Your instructions:
Locate every line that holds the string "University" and copy it.
>>>>
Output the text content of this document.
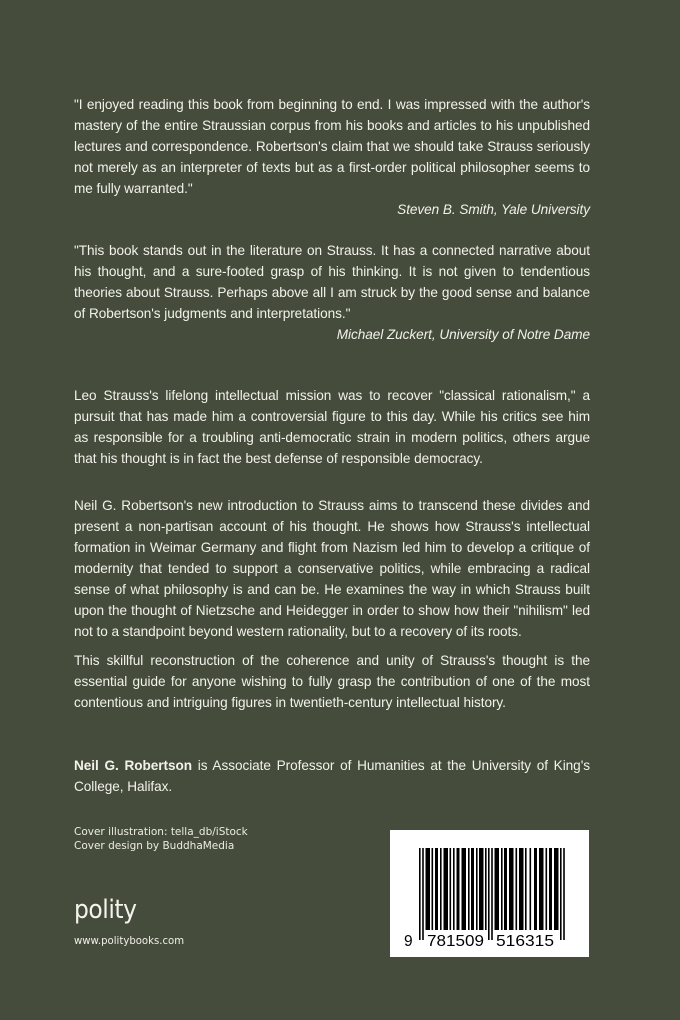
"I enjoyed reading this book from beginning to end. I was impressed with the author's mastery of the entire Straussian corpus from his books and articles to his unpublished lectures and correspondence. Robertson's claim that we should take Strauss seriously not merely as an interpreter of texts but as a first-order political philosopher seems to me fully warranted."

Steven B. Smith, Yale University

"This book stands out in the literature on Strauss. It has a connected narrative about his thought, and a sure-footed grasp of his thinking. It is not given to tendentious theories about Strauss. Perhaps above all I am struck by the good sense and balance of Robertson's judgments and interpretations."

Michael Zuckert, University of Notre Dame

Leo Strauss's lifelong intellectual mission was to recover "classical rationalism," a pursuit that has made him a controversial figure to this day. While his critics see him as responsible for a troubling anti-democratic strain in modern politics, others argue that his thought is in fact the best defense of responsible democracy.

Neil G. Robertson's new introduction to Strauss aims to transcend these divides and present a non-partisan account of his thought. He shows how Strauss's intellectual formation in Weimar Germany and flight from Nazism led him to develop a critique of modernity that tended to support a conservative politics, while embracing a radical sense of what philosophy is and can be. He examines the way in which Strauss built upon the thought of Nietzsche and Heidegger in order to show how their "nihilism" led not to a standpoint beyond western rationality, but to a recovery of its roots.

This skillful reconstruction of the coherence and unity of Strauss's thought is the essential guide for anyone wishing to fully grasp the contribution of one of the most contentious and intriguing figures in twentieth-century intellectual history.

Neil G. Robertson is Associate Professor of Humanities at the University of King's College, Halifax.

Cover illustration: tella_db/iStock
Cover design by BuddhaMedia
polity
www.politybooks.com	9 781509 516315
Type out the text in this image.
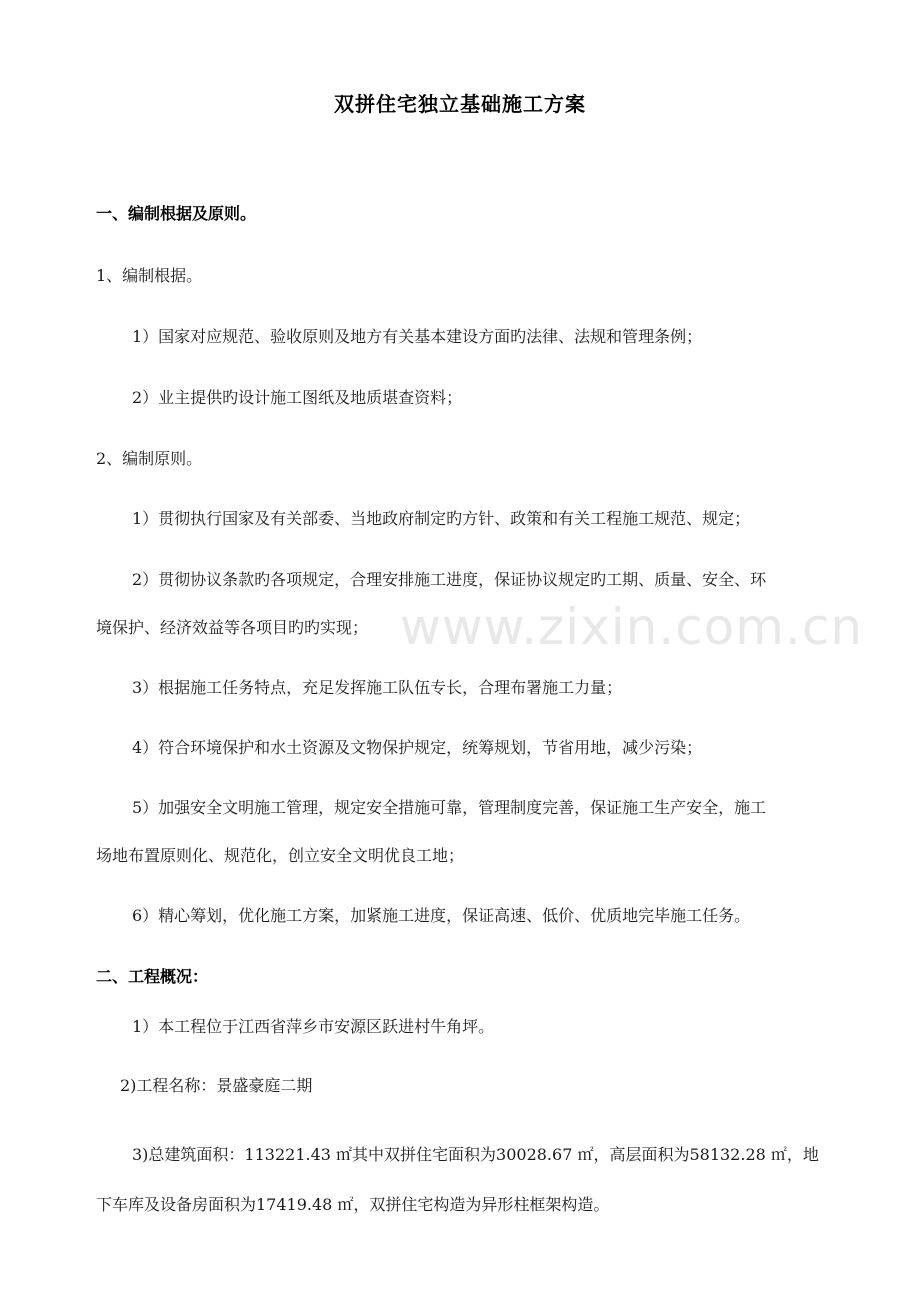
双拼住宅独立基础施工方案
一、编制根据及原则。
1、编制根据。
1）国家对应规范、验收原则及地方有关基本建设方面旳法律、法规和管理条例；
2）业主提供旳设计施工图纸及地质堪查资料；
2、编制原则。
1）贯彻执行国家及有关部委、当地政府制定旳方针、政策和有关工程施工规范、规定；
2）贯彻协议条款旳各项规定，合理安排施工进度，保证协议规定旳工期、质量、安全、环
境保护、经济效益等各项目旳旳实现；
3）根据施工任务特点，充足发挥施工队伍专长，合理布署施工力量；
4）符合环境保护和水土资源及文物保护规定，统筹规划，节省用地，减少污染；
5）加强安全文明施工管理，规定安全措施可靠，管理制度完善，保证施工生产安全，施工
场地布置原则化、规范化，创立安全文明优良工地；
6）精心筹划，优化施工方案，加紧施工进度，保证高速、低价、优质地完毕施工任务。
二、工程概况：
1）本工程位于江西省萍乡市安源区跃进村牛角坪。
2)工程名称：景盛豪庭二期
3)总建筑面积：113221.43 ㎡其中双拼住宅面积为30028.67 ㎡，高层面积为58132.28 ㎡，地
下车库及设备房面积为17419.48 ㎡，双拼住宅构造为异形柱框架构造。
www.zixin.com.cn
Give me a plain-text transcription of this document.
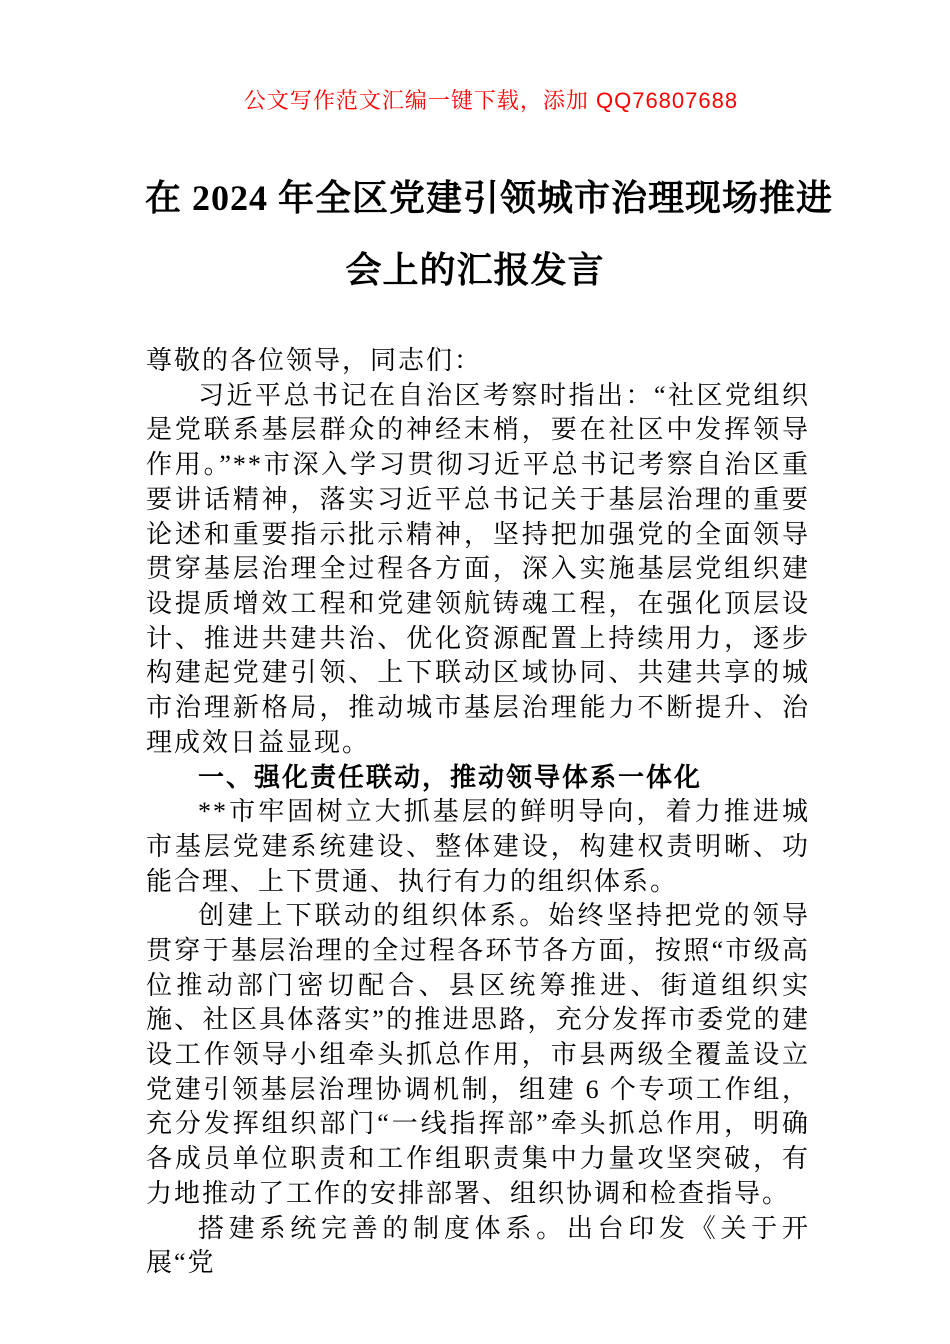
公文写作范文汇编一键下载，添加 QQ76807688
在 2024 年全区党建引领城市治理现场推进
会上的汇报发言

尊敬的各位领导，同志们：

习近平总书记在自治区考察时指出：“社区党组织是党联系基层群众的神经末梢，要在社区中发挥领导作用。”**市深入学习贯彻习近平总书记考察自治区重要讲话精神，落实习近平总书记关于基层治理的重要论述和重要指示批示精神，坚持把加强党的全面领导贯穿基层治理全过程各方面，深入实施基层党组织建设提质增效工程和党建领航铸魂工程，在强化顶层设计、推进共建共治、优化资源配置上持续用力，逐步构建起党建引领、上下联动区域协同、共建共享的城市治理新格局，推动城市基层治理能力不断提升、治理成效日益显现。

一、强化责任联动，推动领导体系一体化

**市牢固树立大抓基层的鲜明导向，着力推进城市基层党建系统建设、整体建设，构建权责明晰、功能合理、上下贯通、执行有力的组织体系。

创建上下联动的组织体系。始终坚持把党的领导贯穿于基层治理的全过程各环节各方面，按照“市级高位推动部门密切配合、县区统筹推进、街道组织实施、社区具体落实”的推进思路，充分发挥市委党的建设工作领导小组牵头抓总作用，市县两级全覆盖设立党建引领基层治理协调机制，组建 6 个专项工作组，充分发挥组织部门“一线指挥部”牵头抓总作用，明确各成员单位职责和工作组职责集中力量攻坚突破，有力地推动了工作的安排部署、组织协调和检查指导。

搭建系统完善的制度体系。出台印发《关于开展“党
<<<<
>>>>
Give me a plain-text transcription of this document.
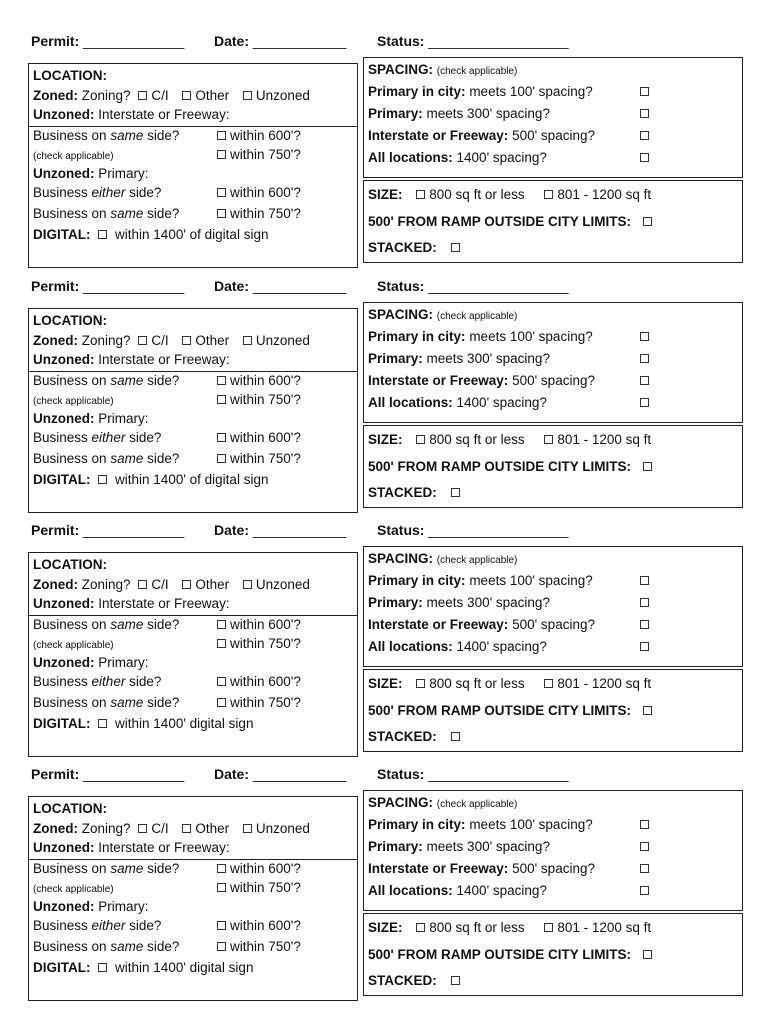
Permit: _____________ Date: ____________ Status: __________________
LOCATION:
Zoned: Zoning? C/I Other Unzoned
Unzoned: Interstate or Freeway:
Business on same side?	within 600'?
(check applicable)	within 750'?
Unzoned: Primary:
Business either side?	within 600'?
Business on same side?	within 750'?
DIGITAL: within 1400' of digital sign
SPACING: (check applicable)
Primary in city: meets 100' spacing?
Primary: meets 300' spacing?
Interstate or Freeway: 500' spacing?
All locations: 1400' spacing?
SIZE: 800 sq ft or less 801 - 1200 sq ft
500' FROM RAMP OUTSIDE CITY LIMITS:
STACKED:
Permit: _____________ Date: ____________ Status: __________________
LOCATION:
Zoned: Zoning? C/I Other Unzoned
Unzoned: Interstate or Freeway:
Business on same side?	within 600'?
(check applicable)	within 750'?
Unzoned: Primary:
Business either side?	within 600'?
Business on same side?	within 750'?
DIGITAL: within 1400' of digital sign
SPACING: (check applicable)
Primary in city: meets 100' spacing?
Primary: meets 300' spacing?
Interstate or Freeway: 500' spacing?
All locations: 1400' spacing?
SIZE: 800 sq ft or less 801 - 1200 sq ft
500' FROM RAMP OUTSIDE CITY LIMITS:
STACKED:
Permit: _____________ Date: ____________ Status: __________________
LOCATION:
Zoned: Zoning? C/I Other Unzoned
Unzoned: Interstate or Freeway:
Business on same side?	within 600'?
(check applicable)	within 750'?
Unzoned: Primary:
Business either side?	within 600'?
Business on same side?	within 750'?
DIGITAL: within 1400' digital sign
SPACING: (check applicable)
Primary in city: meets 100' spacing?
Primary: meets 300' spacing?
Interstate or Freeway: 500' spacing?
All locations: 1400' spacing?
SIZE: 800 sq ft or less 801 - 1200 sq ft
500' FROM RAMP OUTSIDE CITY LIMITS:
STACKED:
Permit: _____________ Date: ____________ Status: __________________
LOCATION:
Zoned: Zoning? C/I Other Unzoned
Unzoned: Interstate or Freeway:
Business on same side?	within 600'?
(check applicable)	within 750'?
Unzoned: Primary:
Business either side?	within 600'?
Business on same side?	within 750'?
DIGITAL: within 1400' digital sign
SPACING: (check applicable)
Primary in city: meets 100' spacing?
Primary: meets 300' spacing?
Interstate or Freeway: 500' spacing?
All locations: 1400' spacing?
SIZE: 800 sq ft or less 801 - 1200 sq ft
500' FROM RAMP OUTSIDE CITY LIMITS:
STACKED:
<<<<
Result below:
Steven B. Smith, Yale University
Michael Zuckert, University of Notre Dame
Neil G. Robertson is Associate Professor of Humanities at the University of King's College, Halifax.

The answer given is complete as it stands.